- What you will do: Go through the listing below and list every line with "Area".
***** Stored records
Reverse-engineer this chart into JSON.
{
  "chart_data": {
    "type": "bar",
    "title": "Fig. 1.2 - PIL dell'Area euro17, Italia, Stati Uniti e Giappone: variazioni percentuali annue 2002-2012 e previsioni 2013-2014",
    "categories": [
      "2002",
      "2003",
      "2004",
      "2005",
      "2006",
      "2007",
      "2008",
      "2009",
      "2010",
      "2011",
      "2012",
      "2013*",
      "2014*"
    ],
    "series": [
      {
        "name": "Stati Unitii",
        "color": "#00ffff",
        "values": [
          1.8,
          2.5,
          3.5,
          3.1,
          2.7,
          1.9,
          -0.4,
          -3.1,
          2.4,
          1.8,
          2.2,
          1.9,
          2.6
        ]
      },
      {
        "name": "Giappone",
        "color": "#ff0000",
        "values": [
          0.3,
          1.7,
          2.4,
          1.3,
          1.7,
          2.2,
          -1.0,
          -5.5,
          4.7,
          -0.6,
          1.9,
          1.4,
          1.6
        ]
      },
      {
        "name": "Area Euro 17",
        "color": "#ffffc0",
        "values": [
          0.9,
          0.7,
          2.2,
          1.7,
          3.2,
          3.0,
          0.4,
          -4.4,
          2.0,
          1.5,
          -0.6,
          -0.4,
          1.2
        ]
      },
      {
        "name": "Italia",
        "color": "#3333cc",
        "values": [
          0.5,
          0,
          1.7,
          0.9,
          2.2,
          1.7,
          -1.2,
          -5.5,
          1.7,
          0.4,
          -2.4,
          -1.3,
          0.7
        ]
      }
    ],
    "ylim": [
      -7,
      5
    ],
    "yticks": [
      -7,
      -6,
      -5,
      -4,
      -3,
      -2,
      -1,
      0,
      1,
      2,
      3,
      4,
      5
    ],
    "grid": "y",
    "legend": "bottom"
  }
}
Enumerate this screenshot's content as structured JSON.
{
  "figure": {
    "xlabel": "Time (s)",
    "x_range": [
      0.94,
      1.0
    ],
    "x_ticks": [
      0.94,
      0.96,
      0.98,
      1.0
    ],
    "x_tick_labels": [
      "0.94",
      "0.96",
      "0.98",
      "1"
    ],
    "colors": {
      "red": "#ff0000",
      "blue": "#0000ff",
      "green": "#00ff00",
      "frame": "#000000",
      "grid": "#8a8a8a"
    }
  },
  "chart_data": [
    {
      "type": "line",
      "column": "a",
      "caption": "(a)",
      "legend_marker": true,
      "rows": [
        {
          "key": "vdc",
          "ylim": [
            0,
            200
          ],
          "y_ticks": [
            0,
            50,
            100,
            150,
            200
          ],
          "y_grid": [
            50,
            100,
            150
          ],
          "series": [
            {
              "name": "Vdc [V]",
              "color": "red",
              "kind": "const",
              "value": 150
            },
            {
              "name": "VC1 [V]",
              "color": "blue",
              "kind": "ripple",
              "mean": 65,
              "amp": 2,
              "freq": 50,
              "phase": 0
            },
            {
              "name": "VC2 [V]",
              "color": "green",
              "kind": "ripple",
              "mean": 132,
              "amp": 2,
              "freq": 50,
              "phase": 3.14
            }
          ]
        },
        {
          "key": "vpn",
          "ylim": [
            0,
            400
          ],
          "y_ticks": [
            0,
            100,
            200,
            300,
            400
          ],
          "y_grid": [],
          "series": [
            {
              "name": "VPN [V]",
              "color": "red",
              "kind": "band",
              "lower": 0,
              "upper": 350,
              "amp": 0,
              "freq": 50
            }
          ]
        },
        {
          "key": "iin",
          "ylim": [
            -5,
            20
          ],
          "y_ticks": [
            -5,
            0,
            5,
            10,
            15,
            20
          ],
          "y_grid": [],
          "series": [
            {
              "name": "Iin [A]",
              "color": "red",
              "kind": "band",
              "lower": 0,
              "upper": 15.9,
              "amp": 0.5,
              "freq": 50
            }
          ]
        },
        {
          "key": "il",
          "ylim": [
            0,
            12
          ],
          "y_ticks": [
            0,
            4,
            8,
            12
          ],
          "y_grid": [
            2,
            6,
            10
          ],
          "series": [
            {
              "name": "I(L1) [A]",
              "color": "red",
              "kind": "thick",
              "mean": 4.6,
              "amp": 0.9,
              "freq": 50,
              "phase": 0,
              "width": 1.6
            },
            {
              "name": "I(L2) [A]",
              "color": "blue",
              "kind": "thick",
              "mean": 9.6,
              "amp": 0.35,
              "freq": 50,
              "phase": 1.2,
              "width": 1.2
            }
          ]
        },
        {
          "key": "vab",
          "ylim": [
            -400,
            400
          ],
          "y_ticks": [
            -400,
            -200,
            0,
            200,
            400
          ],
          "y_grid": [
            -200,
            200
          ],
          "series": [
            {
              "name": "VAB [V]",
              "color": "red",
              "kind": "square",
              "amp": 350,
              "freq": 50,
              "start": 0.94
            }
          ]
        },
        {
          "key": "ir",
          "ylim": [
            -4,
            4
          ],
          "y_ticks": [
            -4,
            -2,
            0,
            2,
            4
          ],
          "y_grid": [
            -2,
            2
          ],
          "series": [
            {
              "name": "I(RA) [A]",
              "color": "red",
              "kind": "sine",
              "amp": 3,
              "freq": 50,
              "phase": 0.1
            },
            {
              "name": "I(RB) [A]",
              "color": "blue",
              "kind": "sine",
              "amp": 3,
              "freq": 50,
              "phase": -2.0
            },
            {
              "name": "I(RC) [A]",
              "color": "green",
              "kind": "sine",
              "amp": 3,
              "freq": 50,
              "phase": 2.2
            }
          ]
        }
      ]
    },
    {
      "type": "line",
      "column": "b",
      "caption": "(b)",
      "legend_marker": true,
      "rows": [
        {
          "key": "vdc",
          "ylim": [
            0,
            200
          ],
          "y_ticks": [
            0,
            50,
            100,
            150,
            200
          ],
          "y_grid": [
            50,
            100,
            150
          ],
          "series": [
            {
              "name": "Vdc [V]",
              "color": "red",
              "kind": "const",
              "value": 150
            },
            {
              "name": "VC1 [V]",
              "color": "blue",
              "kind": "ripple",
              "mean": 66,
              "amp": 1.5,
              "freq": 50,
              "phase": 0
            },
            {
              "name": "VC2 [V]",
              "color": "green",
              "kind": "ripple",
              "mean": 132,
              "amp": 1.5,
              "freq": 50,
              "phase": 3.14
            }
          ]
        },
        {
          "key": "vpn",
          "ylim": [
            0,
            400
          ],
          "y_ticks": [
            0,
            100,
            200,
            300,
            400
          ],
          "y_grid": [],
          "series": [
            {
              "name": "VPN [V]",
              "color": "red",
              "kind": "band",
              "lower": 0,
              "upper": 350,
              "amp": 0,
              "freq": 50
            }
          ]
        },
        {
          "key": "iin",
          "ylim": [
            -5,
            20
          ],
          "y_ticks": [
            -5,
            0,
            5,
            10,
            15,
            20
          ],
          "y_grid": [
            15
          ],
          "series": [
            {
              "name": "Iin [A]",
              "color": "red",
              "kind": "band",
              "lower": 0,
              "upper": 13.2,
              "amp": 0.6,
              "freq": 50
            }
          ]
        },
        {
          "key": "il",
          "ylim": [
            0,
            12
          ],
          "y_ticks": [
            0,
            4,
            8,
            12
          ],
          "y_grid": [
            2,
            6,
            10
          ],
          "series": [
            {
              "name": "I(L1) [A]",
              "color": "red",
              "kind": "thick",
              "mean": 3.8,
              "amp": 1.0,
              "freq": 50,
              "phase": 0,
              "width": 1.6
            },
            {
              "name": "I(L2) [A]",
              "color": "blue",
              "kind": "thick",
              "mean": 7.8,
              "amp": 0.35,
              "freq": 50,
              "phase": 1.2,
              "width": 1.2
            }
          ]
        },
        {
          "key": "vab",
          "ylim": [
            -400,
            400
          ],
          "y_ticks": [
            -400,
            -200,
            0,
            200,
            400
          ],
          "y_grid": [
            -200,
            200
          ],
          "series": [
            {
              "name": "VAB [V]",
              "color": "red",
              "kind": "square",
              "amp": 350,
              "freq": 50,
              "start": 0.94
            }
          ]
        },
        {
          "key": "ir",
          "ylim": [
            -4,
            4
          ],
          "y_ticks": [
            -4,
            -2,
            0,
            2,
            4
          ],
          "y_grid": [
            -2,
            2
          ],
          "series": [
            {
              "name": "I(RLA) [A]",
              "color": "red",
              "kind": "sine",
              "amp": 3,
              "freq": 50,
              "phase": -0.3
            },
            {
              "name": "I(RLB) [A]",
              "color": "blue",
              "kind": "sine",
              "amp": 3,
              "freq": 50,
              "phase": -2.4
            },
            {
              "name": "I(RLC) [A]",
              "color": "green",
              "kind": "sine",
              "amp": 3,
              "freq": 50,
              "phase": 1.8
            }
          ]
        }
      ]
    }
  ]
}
**********
- The solution:
    "title": "Fig. 1.2 - PIL dell'Area euro17, Italia, Stati Uniti e Giappone: variazioni percentuali annue 2002-2012 e previsioni 2013-2014",
        "name": "Area Euro 17",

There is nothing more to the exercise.